# What to produce
Within the records that follow, find every line containing the string "Average". Copy those lines.

# Input
────────────────────

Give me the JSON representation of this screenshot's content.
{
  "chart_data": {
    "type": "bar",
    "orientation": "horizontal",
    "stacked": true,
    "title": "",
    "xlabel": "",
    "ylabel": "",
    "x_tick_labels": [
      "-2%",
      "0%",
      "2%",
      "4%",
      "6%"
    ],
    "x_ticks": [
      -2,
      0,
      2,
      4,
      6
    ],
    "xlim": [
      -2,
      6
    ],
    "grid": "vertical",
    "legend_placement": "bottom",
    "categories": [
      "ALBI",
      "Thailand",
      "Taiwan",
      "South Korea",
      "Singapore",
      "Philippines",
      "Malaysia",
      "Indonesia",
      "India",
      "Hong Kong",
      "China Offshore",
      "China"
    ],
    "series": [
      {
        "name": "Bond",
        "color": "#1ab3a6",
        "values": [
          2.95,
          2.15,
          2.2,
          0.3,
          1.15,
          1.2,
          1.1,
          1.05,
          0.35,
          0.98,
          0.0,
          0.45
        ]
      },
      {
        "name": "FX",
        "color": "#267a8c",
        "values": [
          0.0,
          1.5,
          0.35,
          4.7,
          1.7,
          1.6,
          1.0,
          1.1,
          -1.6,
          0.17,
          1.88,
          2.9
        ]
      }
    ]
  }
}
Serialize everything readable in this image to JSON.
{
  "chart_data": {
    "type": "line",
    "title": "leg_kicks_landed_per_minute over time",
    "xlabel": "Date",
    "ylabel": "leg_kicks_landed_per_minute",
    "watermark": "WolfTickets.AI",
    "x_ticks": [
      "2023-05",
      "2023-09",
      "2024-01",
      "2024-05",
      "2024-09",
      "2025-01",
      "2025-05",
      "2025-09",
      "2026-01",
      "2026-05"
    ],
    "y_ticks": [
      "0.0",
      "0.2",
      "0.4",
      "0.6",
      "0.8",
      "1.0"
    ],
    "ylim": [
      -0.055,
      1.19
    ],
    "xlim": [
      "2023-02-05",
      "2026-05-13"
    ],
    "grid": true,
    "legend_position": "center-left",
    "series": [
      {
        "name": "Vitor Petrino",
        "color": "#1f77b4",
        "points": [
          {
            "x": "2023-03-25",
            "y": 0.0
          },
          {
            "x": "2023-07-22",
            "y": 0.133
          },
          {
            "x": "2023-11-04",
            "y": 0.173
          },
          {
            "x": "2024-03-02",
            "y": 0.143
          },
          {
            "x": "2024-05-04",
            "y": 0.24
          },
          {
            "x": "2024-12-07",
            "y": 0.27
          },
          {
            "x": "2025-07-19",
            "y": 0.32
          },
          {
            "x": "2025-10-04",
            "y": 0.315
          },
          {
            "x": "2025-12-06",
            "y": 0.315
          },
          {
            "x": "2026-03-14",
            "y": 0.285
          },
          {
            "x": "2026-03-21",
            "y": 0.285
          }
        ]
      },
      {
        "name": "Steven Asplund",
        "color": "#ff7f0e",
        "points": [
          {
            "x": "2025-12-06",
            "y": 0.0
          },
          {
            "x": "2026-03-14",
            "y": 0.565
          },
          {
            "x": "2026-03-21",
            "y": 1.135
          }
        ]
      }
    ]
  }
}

────────────────────

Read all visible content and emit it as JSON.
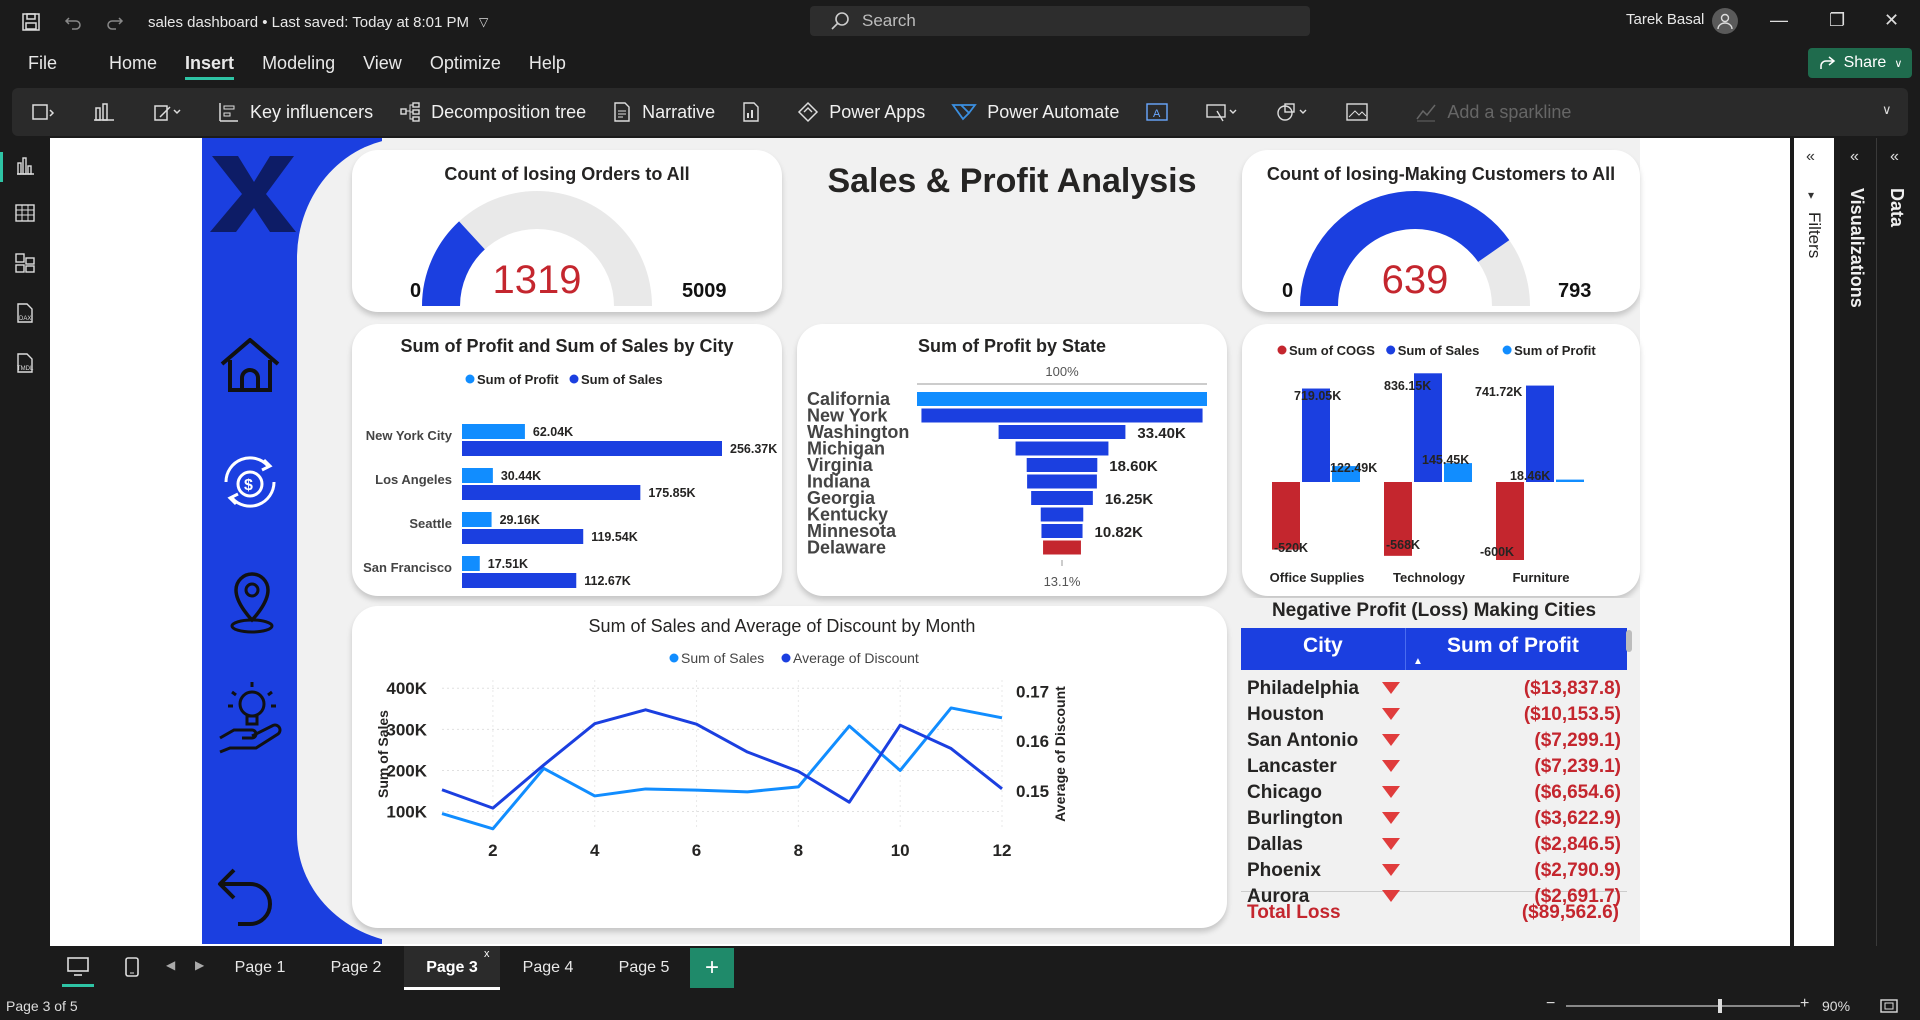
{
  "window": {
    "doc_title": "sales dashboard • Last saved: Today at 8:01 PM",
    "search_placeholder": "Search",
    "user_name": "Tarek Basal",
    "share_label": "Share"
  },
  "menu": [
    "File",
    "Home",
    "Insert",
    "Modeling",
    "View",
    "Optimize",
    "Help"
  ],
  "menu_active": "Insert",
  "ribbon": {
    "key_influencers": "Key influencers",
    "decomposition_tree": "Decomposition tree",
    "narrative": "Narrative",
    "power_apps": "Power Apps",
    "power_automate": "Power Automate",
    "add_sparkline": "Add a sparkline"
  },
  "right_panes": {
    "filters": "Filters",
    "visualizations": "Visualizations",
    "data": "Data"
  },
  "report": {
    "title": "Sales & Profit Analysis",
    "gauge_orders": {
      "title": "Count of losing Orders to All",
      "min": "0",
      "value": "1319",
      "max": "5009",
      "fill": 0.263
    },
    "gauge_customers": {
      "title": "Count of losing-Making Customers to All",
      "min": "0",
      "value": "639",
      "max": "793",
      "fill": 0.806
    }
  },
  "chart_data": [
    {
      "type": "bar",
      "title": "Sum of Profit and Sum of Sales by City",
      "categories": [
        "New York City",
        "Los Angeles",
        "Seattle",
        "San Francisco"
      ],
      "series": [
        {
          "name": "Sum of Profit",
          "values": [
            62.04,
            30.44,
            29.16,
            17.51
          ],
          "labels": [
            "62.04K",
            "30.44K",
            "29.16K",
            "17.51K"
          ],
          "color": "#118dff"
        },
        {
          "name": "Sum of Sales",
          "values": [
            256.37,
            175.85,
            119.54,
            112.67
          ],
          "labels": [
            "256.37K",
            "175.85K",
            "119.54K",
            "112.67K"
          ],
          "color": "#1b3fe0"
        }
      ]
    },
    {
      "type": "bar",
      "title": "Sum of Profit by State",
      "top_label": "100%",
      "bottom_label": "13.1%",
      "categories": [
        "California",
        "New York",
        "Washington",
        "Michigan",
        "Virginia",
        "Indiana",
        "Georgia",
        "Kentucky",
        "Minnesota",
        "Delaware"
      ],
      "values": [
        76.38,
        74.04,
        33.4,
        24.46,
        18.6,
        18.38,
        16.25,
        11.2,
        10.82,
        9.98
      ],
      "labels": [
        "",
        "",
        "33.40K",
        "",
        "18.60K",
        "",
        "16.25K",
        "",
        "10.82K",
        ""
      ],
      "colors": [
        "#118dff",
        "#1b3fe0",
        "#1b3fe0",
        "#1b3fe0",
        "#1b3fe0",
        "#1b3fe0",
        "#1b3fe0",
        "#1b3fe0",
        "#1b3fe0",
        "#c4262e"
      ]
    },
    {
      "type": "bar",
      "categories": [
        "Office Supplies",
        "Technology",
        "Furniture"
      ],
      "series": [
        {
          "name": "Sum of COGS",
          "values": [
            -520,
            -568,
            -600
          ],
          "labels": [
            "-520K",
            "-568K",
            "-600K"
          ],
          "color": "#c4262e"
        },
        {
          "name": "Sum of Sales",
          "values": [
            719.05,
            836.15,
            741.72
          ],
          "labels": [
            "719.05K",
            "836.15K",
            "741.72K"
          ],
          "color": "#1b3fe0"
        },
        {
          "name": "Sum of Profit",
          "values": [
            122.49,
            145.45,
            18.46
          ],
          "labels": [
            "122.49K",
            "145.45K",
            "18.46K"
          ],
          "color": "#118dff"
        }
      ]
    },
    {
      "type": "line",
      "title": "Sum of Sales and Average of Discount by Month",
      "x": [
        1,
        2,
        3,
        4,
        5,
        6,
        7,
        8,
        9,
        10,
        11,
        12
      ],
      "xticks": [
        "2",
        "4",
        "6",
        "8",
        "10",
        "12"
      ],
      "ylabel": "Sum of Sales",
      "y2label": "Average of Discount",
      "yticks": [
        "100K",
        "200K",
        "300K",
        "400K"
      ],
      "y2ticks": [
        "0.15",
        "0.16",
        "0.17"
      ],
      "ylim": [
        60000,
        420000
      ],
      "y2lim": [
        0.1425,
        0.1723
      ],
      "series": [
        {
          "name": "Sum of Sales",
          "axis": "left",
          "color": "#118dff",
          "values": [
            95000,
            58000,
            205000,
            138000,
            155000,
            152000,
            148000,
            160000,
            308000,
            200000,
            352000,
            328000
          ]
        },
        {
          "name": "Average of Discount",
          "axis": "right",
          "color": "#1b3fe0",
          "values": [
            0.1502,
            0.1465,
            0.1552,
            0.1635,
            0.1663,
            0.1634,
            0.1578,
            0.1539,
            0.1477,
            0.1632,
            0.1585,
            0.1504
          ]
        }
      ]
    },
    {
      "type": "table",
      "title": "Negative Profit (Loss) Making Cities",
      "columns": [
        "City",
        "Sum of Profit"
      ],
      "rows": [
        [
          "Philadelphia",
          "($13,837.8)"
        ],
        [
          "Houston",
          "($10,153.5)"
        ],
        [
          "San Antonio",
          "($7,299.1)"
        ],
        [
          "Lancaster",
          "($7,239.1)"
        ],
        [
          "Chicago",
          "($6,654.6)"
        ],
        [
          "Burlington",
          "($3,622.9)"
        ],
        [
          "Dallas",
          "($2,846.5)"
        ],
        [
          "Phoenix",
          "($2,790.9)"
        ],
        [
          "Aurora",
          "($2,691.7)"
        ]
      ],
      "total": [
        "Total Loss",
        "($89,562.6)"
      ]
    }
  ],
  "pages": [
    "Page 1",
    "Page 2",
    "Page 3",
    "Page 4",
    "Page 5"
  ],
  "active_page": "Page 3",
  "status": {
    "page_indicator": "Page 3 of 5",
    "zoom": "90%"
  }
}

────────────────────

# Expected output
      "title": "Sum of Sales and Average of Discount by Month",
      "y2label": "Average of Discount",
          "name": "Average of Discount",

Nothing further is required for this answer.